### Task to carry out
Find the lines that hold the word "Titū" and return them.
***
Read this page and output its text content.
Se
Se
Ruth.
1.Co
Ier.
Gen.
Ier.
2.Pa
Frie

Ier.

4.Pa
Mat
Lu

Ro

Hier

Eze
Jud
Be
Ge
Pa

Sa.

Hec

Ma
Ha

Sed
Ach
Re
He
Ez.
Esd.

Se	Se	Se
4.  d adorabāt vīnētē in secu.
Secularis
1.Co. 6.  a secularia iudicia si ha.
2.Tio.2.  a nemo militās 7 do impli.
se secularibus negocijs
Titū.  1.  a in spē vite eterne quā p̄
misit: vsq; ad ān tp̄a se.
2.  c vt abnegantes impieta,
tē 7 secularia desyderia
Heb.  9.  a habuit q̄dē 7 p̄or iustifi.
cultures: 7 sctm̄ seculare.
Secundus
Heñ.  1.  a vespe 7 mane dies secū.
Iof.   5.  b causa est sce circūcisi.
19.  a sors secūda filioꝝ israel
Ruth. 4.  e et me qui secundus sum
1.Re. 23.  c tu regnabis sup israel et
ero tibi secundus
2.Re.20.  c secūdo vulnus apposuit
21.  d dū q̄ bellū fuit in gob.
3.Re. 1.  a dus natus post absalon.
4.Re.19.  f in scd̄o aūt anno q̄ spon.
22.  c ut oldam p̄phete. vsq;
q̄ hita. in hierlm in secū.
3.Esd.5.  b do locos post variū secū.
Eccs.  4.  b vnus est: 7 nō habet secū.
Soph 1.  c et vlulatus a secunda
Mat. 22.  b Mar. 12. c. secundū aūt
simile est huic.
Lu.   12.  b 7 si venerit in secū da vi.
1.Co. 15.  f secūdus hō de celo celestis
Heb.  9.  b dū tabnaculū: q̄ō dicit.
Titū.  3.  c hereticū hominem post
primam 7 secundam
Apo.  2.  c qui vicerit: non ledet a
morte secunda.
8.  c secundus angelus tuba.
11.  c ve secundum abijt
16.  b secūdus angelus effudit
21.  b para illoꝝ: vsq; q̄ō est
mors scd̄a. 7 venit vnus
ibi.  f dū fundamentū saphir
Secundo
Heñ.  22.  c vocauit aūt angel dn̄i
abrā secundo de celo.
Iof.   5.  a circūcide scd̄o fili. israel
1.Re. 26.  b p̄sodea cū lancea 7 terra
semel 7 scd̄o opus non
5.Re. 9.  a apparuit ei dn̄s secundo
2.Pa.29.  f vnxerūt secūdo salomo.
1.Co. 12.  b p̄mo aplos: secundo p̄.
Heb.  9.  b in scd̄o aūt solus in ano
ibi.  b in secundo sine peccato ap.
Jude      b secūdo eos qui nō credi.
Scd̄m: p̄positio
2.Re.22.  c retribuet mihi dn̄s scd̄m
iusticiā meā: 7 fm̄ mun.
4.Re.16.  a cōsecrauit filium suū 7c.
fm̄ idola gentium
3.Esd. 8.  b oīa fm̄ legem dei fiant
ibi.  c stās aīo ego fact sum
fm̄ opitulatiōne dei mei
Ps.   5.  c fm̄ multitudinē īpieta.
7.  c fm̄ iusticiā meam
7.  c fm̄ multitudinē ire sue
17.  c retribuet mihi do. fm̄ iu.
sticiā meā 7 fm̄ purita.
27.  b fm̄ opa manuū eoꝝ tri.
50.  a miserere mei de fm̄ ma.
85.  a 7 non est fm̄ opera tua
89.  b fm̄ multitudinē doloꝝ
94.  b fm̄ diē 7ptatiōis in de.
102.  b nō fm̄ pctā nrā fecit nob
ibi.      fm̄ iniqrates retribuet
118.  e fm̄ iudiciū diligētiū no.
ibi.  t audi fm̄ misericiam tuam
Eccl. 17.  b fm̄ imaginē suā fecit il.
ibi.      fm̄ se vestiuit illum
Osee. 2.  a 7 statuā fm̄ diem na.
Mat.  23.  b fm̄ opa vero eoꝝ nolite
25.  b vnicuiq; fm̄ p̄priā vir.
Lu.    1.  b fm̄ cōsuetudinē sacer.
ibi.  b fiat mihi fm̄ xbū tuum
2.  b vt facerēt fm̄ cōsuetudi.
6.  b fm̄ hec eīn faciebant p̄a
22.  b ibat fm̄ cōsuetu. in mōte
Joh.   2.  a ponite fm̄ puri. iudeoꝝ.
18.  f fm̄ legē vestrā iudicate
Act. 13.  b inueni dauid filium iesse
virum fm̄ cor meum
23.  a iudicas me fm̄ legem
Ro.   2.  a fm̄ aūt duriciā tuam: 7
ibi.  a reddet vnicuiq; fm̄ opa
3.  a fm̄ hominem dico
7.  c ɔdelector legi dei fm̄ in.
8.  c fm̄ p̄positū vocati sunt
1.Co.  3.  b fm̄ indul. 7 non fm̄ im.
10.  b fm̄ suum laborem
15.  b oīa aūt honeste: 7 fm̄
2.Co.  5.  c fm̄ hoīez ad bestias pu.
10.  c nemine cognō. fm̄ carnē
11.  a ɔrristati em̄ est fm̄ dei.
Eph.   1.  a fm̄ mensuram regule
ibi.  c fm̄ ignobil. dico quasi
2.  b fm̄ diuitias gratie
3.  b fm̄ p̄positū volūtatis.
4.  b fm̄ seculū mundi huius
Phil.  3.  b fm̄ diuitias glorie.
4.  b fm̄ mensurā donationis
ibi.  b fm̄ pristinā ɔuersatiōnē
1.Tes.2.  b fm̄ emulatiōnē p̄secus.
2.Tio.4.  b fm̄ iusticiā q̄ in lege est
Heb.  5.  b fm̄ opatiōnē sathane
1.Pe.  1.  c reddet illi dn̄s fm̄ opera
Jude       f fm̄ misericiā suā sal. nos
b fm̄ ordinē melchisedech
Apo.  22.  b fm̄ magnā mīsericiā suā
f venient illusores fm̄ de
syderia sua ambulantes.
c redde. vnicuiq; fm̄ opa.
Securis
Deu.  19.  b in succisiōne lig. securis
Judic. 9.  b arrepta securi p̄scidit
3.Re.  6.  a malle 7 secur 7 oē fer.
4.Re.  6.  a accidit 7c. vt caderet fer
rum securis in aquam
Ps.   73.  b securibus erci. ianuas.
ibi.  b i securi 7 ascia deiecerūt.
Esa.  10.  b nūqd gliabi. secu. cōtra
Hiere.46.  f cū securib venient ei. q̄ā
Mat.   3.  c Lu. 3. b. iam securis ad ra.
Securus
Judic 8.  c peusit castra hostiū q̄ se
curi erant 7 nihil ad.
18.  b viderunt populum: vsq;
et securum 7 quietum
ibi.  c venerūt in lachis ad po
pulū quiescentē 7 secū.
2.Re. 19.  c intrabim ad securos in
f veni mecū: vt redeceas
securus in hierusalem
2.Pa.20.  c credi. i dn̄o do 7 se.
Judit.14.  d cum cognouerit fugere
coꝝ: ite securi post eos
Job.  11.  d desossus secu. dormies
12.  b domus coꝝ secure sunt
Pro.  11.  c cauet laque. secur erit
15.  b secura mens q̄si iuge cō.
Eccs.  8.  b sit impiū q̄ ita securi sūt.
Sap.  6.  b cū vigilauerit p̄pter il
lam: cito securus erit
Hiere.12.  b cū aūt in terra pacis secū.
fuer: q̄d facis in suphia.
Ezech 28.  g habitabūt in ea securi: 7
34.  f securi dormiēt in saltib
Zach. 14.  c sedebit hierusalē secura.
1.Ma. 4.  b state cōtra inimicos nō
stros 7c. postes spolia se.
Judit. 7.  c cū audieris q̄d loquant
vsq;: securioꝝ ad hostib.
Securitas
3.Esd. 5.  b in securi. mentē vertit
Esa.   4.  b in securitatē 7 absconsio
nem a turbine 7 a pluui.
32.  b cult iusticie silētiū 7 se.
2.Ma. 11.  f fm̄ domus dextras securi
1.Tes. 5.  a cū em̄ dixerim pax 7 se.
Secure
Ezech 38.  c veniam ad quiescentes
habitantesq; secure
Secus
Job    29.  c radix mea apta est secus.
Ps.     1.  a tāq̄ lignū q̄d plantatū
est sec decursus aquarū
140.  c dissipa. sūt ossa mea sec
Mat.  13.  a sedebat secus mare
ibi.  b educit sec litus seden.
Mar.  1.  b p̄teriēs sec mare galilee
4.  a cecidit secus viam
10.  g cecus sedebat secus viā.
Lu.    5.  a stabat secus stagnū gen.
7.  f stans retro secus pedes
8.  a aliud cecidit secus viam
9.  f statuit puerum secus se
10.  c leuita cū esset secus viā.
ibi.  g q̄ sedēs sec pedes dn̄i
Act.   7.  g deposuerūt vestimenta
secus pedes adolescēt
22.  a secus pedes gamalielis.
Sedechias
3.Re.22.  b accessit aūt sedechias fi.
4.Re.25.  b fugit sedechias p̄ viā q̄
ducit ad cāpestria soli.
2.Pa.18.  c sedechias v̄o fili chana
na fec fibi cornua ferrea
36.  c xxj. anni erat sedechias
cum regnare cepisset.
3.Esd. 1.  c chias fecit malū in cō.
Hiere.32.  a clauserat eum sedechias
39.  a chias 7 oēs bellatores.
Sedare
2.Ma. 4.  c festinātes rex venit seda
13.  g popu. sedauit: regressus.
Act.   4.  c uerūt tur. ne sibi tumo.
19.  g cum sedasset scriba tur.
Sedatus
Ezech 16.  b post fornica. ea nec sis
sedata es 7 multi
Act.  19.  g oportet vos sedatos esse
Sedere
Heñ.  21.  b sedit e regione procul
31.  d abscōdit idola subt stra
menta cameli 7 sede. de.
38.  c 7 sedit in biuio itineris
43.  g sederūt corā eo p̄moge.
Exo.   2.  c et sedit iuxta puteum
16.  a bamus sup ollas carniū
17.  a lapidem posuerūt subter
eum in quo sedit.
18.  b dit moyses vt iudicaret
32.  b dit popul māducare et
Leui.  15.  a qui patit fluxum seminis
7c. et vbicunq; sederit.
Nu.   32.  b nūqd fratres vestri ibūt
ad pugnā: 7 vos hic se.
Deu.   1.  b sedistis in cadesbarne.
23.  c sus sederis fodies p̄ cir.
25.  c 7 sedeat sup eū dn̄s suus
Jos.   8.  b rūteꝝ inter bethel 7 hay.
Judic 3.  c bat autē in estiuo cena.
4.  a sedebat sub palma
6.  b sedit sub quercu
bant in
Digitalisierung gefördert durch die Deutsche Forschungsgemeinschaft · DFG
***
### Correct result
Titū.  1.  a in spē vite eterne quā p̄
Titū.  3.  c hereticū hominem post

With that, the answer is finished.